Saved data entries
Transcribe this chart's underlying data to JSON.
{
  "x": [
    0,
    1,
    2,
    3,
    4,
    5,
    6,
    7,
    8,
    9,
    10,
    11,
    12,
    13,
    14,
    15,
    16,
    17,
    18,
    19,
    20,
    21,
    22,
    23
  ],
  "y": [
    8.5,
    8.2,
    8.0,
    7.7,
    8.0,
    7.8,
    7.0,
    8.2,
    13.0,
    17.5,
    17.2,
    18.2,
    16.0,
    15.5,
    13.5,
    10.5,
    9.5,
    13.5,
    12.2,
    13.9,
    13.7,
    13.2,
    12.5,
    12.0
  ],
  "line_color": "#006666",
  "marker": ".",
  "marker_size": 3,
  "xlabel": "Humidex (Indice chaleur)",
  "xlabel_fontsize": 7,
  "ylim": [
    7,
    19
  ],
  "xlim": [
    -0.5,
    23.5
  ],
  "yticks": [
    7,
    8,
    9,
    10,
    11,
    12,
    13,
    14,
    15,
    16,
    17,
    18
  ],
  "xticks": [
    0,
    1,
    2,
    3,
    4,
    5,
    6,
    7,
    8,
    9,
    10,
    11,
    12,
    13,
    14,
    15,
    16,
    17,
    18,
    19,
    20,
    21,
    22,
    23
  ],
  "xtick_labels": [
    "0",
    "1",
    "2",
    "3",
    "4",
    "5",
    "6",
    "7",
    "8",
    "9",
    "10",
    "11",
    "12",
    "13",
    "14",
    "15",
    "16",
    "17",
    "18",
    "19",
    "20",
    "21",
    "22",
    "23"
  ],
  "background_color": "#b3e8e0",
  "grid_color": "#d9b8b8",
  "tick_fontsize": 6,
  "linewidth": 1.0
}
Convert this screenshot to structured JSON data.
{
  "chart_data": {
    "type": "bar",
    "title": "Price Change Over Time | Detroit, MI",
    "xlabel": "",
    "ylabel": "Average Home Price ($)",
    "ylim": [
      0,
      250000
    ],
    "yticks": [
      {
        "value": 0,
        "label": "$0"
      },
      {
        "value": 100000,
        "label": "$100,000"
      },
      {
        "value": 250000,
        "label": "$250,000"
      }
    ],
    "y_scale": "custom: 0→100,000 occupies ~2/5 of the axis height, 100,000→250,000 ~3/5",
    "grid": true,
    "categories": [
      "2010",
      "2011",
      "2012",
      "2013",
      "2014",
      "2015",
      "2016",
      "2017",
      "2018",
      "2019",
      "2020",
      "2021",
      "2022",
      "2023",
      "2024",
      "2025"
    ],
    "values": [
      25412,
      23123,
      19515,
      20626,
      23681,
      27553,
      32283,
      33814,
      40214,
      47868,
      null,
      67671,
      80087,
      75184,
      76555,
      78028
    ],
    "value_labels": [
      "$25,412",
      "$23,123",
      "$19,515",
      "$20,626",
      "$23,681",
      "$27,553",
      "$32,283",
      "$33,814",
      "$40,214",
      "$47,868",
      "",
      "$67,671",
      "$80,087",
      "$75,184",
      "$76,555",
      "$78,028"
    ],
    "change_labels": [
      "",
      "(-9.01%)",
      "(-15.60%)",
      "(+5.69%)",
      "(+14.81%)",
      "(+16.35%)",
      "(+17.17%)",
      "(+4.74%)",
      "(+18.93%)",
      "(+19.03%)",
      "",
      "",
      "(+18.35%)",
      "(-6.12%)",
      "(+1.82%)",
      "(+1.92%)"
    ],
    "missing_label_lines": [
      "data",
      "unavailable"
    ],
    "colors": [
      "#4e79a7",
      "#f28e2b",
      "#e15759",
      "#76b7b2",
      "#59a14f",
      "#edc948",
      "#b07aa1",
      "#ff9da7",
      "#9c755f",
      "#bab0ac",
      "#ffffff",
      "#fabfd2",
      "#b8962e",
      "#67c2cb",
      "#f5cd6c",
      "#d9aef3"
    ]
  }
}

Task description
Give an exact repetition of all the material.

Response for this exercise
Transcribe this chart's underlying data to JSON.
{
  "x": [
    0,
    1,
    2,
    3,
    4,
    5,
    6,
    7,
    8,
    9,
    10,
    11,
    12,
    13,
    14,
    15,
    16,
    17,
    18,
    19,
    20,
    21,
    22,
    23
  ],
  "y": [
    8.5,
    8.2,
    8.0,
    7.7,
    8.0,
    7.8,
    7.0,
    8.2,
    13.0,
    17.5,
    17.2,
    18.2,
    16.0,
    15.5,
    13.5,
    10.5,
    9.5,
    13.5,
    12.2,
    13.9,
    13.7,
    13.2,
    12.5,
    12.0
  ],
  "line_color": "#006666",
  "marker": ".",
  "marker_size": 3,
  "xlabel": "Humidex (Indice chaleur)",
  "xlabel_fontsize": 7,
  "ylim": [
    7,
    19
  ],
  "xlim": [
    -0.5,
    23.5
  ],
  "yticks": [
    7,
    8,
    9,
    10,
    11,
    12,
    13,
    14,
    15,
    16,
    17,
    18
  ],
  "xticks": [
    0,
    1,
    2,
    3,
    4,
    5,
    6,
    7,
    8,
    9,
    10,
    11,
    12,
    13,
    14,
    15,
    16,
    17,
    18,
    19,
    20,
    21,
    22,
    23
  ],
  "xtick_labels": [
    "0",
    "1",
    "2",
    "3",
    "4",
    "5",
    "6",
    "7",
    "8",
    "9",
    "10",
    "11",
    "12",
    "13",
    "14",
    "15",
    "16",
    "17",
    "18",
    "19",
    "20",
    "21",
    "22",
    "23"
  ],
  "background_color": "#b3e8e0",
  "grid_color": "#d9b8b8",
  "tick_fontsize": 6,
  "linewidth": 1.0
}
Convert this screenshot to structured JSON data.
{
  "chart_data": {
    "type": "bar",
    "title": "Price Change Over Time | Detroit, MI",
    "xlabel": "",
    "ylabel": "Average Home Price ($)",
    "ylim": [
      0,
      250000
    ],
    "yticks": [
      {
        "value": 0,
        "label": "$0"
      },
      {
        "value": 100000,
        "label": "$100,000"
      },
      {
        "value": 250000,
        "label": "$250,000"
      }
    ],
    "y_scale": "custom: 0→100,000 occupies ~2/5 of the axis height, 100,000→250,000 ~3/5",
    "grid": true,
    "categories": [
      "2010",
      "2011",
      "2012",
      "2013",
      "2014",
      "2015",
      "2016",
      "2017",
      "2018",
      "2019",
      "2020",
      "2021",
      "2022",
      "2023",
      "2024",
      "2025"
    ],
    "values": [
      25412,
      23123,
      19515,
      20626,
      23681,
      27553,
      32283,
      33814,
      40214,
      47868,
      null,
      67671,
      80087,
      75184,
      76555,
      78028
    ],
    "value_labels": [
      "$25,412",
      "$23,123",
      "$19,515",
      "$20,626",
      "$23,681",
      "$27,553",
      "$32,283",
      "$33,814",
      "$40,214",
      "$47,868",
      "",
      "$67,671",
      "$80,087",
      "$75,184",
      "$76,555",
      "$78,028"
    ],
    "change_labels": [
      "",
      "(-9.01%)",
      "(-15.60%)",
      "(+5.69%)",
      "(+14.81%)",
      "(+16.35%)",
      "(+17.17%)",
      "(+4.74%)",
      "(+18.93%)",
      "(+19.03%)",
      "",
      "",
      "(+18.35%)",
      "(-6.12%)",
      "(+1.82%)",
      "(+1.92%)"
    ],
    "missing_label_lines": [
      "data",
      "unavailable"
    ],
    "colors": [
      "#4e79a7",
      "#f28e2b",
      "#e15759",
      "#76b7b2",
      "#59a14f",
      "#edc948",
      "#b07aa1",
      "#ff9da7",
      "#9c755f",
      "#bab0ac",
      "#ffffff",
      "#fabfd2",
      "#b8962e",
      "#67c2cb",
      "#f5cd6c",
      "#d9aef3"
    ]
  }
}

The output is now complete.